### [Problem to work on]
Leave the pictures out and print every record below exactly as it stands.

### [Provided data]
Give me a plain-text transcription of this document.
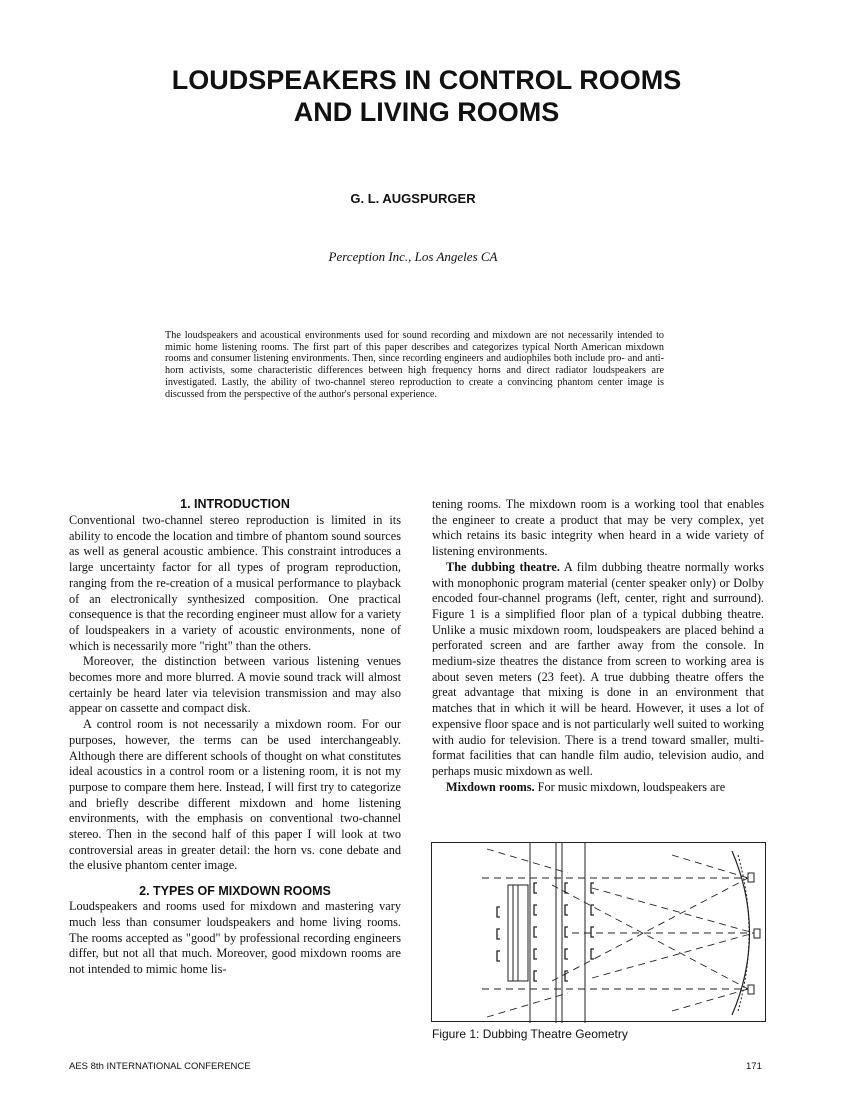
LOUDSPEAKERS IN CONTROL ROOMS
AND LIVING ROOMS
G. L. AUGSPURGER
Perception Inc., Los Angeles CA
The loudspeakers and acoustical environments used for sound recording and mixdown are not necessarily intended to mimic home listening rooms. The first part of this paper describes and categorizes typical North American mixdown rooms and consumer listening environments. Then, since recording engineers and audiophiles both include pro- and anti-horn activists, some characteristic differences between high frequency horns and direct radiator loudspeakers are investigated. Lastly, the ability of two-channel stereo reproduction to create a convincing phantom center image is discussed from the perspective of the author's personal experience.
1. INTRODUCTION

Conventional two-channel stereo reproduction is limited in its ability to encode the location and timbre of phantom sound sources as well as general acoustic ambience. This constraint introduces a large uncertainty factor for all types of program reproduction, ranging from the re-creation of a musical performance to playback of an electronically synthesized composition. One practical consequence is that the recording engineer must allow for a variety of loudspeakers in a variety of acoustic environments, none of which is necessarily more "right" than the others.

Moreover, the distinction between various listening venues becomes more and more blurred. A movie sound track will almost certainly be heard later via television transmission and may also appear on cassette and compact disk.

A control room is not necessarily a mixdown room. For our purposes, however, the terms can be used interchangeably. Although there are different schools of thought on what constitutes ideal acoustics in a control room or a listening room, it is not my purpose to compare them here. Instead, I will first try to categorize and briefly describe different mixdown and home listening environments, with the emphasis on conventional two-channel stereo. Then in the second half of this paper I will look at two controversial areas in greater detail: the horn vs. cone debate and the elusive phantom center image.

2. TYPES OF MIXDOWN ROOMS

Loudspeakers and rooms used for mixdown and mastering vary much less than consumer loudspeakers and home living rooms. The rooms accepted as "good" by professional recording engineers differ, but not all that much. Moreover, good mixdown rooms are not intended to mimic home lis-

tening rooms. The mixdown room is a working tool that enables the engineer to create a product that may be very complex, yet which retains its basic integrity when heard in a wide variety of listening environments.

The dubbing theatre. A film dubbing theatre normally works with monophonic program material (center speaker only) or Dolby encoded four-channel programs (left, center, right and surround). Figure 1 is a simplified floor plan of a typical dubbing theatre. Unlike a music mixdown room, loudspeakers are placed behind a perforated screen and are farther away from the console. In medium-size theatres the distance from screen to working area is about seven meters (23 feet). A true dubbing theatre offers the great advantage that mixing is done in an environment that matches that in which it will be heard. However, it uses a lot of expensive floor space and is not particularly well suited to working with audio for television. There is a trend toward smaller, multi-format facilities that can handle film audio, television audio, and perhaps music mixdown as well.

Mixdown rooms. For music mixdown, loudspeakers are

Figure 1: Dubbing Theatre Geometry
AES 8th INTERNATIONAL CONFERENCE	171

### [Correct output]
Give me a plain-text transcription of this document.
LOUDSPEAKERS IN CONTROL ROOMS
AND LIVING ROOMS
G. L. AUGSPURGER
Perception Inc., Los Angeles CA
The loudspeakers and acoustical environments used for sound recording and mixdown are not necessarily intended to mimic home listening rooms. The first part of this paper describes and categorizes typical North American mixdown rooms and consumer listening environments. Then, since recording engineers and audiophiles both include pro- and anti-horn activists, some characteristic differences between high frequency horns and direct radiator loudspeakers are investigated. Lastly, the ability of two-channel stereo reproduction to create a convincing phantom center image is discussed from the perspective of the author's personal experience.
1. INTRODUCTION

Conventional two-channel stereo reproduction is limited in its ability to encode the location and timbre of phantom sound sources as well as general acoustic ambience. This constraint introduces a large uncertainty factor for all types of program reproduction, ranging from the re-creation of a musical performance to playback of an electronically synthesized composition. One practical consequence is that the recording engineer must allow for a variety of loudspeakers in a variety of acoustic environments, none of which is necessarily more "right" than the others.

Moreover, the distinction between various listening venues becomes more and more blurred. A movie sound track will almost certainly be heard later via television transmission and may also appear on cassette and compact disk.

A control room is not necessarily a mixdown room. For our purposes, however, the terms can be used interchangeably. Although there are different schools of thought on what constitutes ideal acoustics in a control room or a listening room, it is not my purpose to compare them here. Instead, I will first try to categorize and briefly describe different mixdown and home listening environments, with the emphasis on conventional two-channel stereo. Then in the second half of this paper I will look at two controversial areas in greater detail: the horn vs. cone debate and the elusive phantom center image.

2. TYPES OF MIXDOWN ROOMS

Loudspeakers and rooms used for mixdown and mastering vary much less than consumer loudspeakers and home living rooms. The rooms accepted as "good" by professional recording engineers differ, but not all that much. Moreover, good mixdown rooms are not intended to mimic home lis-

tening rooms. The mixdown room is a working tool that enables the engineer to create a product that may be very complex, yet which retains its basic integrity when heard in a wide variety of listening environments.

The dubbing theatre. A film dubbing theatre normally works with monophonic program material (center speaker only) or Dolby encoded four-channel programs (left, center, right and surround). Figure 1 is a simplified floor plan of a typical dubbing theatre. Unlike a music mixdown room, loudspeakers are placed behind a perforated screen and are farther away from the console. In medium-size theatres the distance from screen to working area is about seven meters (23 feet). A true dubbing theatre offers the great advantage that mixing is done in an environment that matches that in which it will be heard. However, it uses a lot of expensive floor space and is not particularly well suited to working with audio for television. There is a trend toward smaller, multi-format facilities that can handle film audio, television audio, and perhaps music mixdown as well.

Mixdown rooms. For music mixdown, loudspeakers are

Figure 1: Dubbing Theatre Geometry
AES 8th INTERNATIONAL CONFERENCE	171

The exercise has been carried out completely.